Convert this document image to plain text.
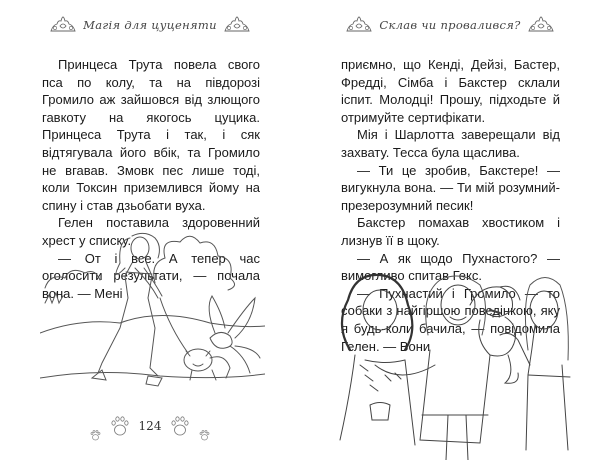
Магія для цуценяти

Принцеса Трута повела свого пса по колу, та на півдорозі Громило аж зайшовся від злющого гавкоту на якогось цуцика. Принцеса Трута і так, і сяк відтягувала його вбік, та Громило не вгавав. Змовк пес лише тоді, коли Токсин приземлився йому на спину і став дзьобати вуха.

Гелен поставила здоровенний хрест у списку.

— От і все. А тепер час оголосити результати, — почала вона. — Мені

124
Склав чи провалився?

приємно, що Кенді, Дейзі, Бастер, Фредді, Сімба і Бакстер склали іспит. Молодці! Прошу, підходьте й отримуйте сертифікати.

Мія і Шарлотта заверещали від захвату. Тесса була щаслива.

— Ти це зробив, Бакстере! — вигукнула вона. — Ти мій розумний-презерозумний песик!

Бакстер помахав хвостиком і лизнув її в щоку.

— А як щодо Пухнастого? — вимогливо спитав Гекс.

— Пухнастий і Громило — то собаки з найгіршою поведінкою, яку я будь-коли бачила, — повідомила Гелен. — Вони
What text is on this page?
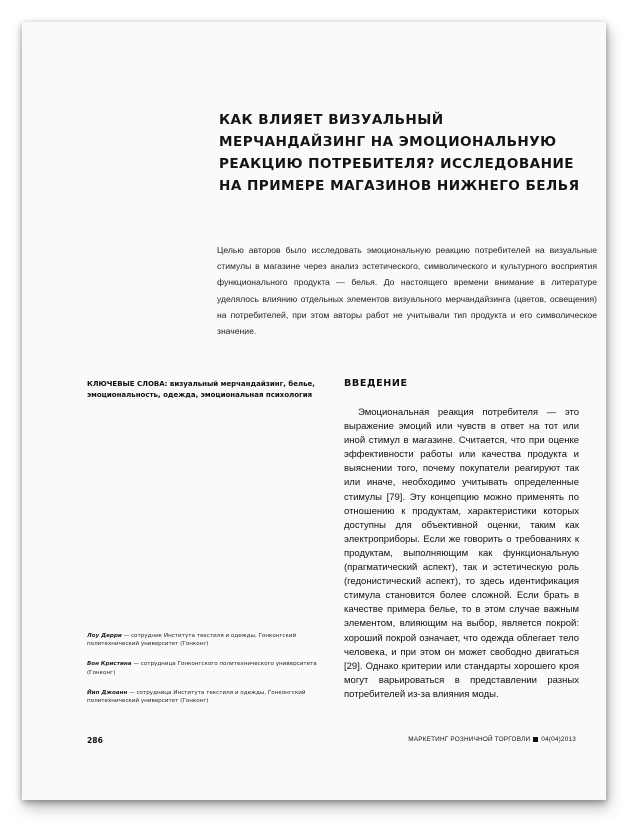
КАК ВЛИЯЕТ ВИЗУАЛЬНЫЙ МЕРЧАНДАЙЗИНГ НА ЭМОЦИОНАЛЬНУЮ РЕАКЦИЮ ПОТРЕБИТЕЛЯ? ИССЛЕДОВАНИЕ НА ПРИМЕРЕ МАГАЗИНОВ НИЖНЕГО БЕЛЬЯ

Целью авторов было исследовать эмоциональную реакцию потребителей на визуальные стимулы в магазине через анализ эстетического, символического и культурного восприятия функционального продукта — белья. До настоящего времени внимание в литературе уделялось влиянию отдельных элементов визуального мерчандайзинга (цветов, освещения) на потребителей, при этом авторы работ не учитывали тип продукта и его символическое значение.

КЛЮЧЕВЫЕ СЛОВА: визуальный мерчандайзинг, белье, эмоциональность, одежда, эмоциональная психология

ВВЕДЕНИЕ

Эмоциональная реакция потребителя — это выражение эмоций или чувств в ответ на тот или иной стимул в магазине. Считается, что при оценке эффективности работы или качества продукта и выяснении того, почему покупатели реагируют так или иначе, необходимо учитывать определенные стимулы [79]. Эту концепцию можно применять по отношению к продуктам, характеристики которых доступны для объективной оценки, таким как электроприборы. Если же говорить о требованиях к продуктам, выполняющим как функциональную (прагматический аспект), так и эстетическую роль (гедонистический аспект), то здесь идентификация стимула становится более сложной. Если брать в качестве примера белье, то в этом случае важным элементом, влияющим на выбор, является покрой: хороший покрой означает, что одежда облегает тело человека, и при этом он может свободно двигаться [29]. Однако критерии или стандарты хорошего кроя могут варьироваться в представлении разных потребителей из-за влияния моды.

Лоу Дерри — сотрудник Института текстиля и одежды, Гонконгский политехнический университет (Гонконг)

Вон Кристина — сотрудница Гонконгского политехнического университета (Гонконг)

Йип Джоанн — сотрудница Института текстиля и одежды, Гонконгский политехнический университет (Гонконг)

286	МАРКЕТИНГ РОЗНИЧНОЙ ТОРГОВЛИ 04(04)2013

----

Every line should be retyped exactly, with the pictures omitted.

• _WRITTEN REPLY_:
Convert this document image to plain text.
Магія для цуценяти

Принцеса Трута повела свого пса по колу, та на півдорозі Громило аж зайшовся від злющого гавкоту на якогось цуцика. Принцеса Трута і так, і сяк відтягувала його вбік, та Громило не вгавав. Змовк пес лише тоді, коли Токсин приземлився йому на спину і став дзьобати вуха.

Гелен поставила здоровенний хрест у списку.

— От і все. А тепер час оголосити результати, — почала вона. — Мені

124
Склав чи провалився?

приємно, що Кенді, Дейзі, Бастер, Фредді, Сімба і Бакстер склали іспит. Молодці! Прошу, підходьте й отримуйте сертифікати.

Мія і Шарлотта заверещали від захвату. Тесса була щаслива.

— Ти це зробив, Бакстере! — вигукнула вона. — Ти мій розумний-презерозумний песик!

Бакстер помахав хвостиком і лизнув її в щоку.

— А як щодо Пухнастого? — вимогливо спитав Гекс.

— Пухнастий і Громило — то собаки з найгіршою поведінкою, яку я будь-коли бачила, — повідомила Гелен. — Вони
What text is on this page?
КАК ВЛИЯЕТ ВИЗУАЛЬНЫЙ МЕРЧАНДАЙЗИНГ НА ЭМОЦИОНАЛЬНУЮ РЕАКЦИЮ ПОТРЕБИТЕЛЯ? ИССЛЕДОВАНИЕ НА ПРИМЕРЕ МАГАЗИНОВ НИЖНЕГО БЕЛЬЯ

Целью авторов было исследовать эмоциональную реакцию потребителей на визуальные стимулы в магазине через анализ эстетического, символического и культурного восприятия функционального продукта — белья. До настоящего времени внимание в литературе уделялось влиянию отдельных элементов визуального мерчандайзинга (цветов, освещения) на потребителей, при этом авторы работ не учитывали тип продукта и его символическое значение.

КЛЮЧЕВЫЕ СЛОВА: визуальный мерчандайзинг, белье, эмоциональность, одежда, эмоциональная психология

ВВЕДЕНИЕ

Эмоциональная реакция потребителя — это выражение эмоций или чувств в ответ на тот или иной стимул в магазине. Считается, что при оценке эффективности работы или качества продукта и выяснении того, почему покупатели реагируют так или иначе, необходимо учитывать определенные стимулы [79]. Эту концепцию можно применять по отношению к продуктам, характеристики которых доступны для объективной оценки, таким как электроприборы. Если же говорить о требованиях к продуктам, выполняющим как функциональную (прагматический аспект), так и эстетическую роль (гедонистический аспект), то здесь идентификация стимула становится более сложной. Если брать в качестве примера белье, то в этом случае важным элементом, влияющим на выбор, является покрой: хороший покрой означает, что одежда облегает тело человека, и при этом он может свободно двигаться [29]. Однако критерии или стандарты хорошего кроя могут варьироваться в представлении разных потребителей из-за влияния моды.

Лоу Дерри — сотрудник Института текстиля и одежды, Гонконгский политехнический университет (Гонконг)

Вон Кристина — сотрудница Гонконгского политехнического университета (Гонконг)

Йип Джоанн — сотрудница Института текстиля и одежды, Гонконгский политехнический университет (Гонконг)

286	МАРКЕТИНГ РОЗНИЧНОЙ ТОРГОВЛИ 04(04)2013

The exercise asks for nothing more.